TASK DIRECTIONS:
Transcribe everything in the data word for word. Pictures are left out.

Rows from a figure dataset
'''

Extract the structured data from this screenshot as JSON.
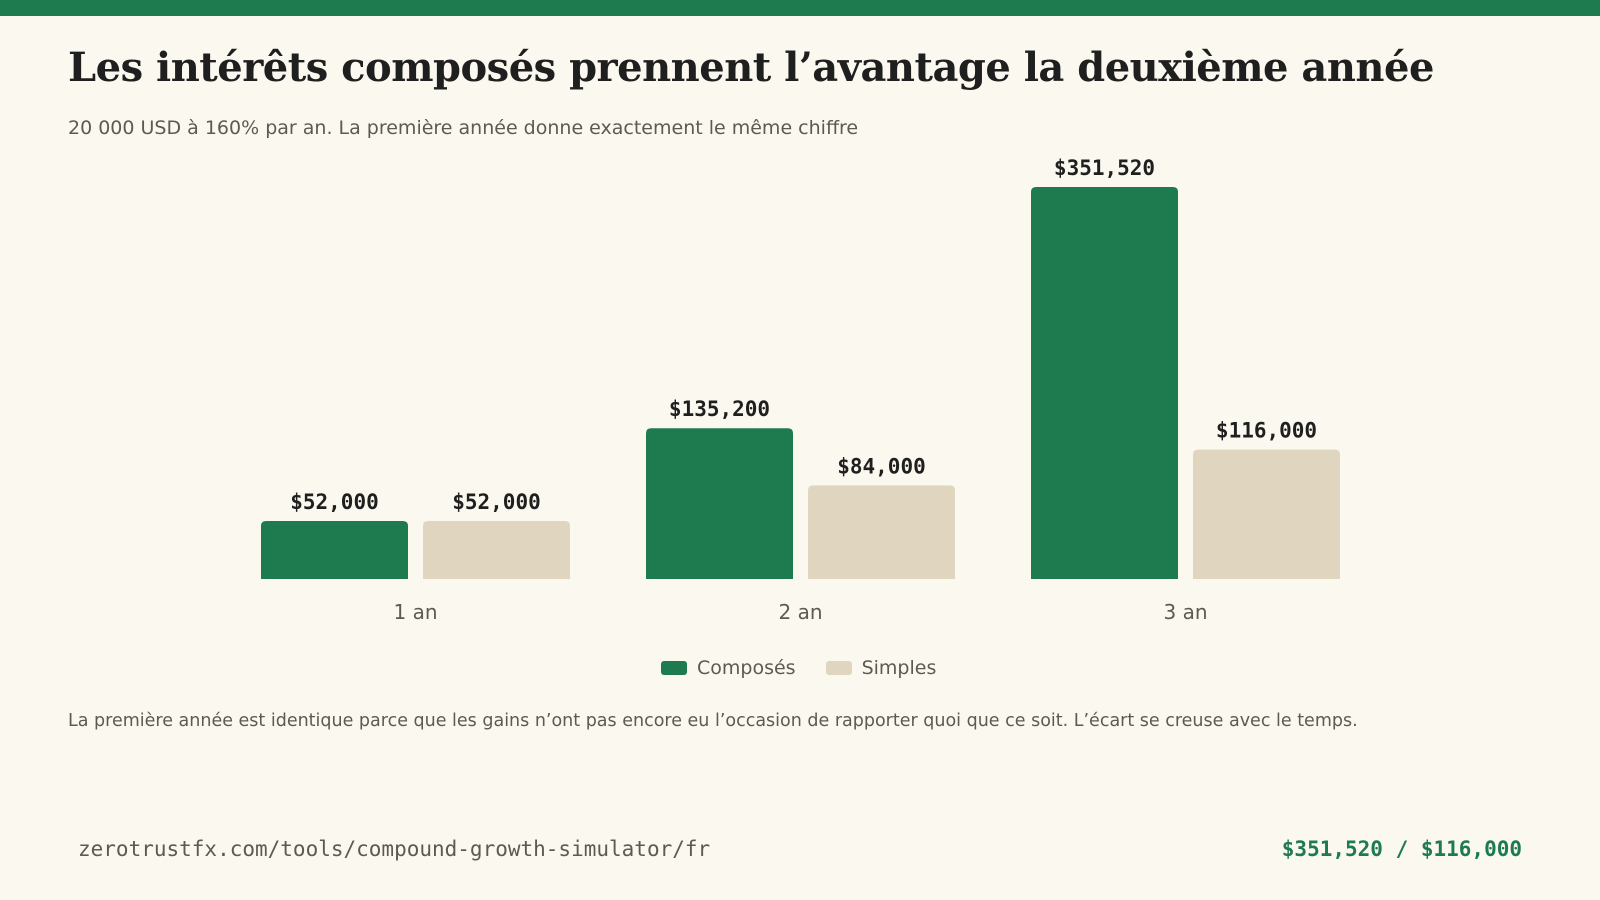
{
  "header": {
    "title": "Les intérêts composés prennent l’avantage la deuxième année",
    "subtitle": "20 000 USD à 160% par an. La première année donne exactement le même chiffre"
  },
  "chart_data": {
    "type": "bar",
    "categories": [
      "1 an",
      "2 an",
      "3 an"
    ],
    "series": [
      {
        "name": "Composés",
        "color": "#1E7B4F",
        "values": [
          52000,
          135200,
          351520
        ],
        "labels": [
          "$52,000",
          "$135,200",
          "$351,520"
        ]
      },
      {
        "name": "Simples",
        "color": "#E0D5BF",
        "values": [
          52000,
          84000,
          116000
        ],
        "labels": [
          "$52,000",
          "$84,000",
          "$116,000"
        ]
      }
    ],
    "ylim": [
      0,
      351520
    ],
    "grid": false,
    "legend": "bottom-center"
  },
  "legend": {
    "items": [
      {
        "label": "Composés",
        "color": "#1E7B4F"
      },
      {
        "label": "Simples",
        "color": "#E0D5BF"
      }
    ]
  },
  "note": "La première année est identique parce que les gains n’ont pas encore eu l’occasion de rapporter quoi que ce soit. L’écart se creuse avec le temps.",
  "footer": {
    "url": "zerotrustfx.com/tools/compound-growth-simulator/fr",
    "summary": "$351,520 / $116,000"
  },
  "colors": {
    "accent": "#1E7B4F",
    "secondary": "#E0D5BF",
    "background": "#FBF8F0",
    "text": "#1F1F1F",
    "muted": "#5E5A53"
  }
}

'''

RESULT:
Extract the structured data from this screenshot as JSON.
{
  "header": {
    "title": "Les intérêts composés prennent l’avantage la deuxième année",
    "subtitle": "20 000 USD à 160% par an. La première année donne exactement le même chiffre"
  },
  "chart_data": {
    "type": "bar",
    "categories": [
      "1 an",
      "2 an",
      "3 an"
    ],
    "series": [
      {
        "name": "Composés",
        "color": "#1E7B4F",
        "values": [
          52000,
          135200,
          351520
        ],
        "labels": [
          "$52,000",
          "$135,200",
          "$351,520"
        ]
      },
      {
        "name": "Simples",
        "color": "#E0D5BF",
        "values": [
          52000,
          84000,
          116000
        ],
        "labels": [
          "$52,000",
          "$84,000",
          "$116,000"
        ]
      }
    ],
    "ylim": [
      0,
      351520
    ],
    "grid": false,
    "legend": "bottom-center"
  },
  "legend": {
    "items": [
      {
        "label": "Composés",
        "color": "#1E7B4F"
      },
      {
        "label": "Simples",
        "color": "#E0D5BF"
      }
    ]
  },
  "note": "La première année est identique parce que les gains n’ont pas encore eu l’occasion de rapporter quoi que ce soit. L’écart se creuse avec le temps.",
  "footer": {
    "url": "zerotrustfx.com/tools/compound-growth-simulator/fr",
    "summary": "$351,520 / $116,000"
  },
  "colors": {
    "accent": "#1E7B4F",
    "secondary": "#E0D5BF",
    "background": "#FBF8F0",
    "text": "#1F1F1F",
    "muted": "#5E5A53"
  }
}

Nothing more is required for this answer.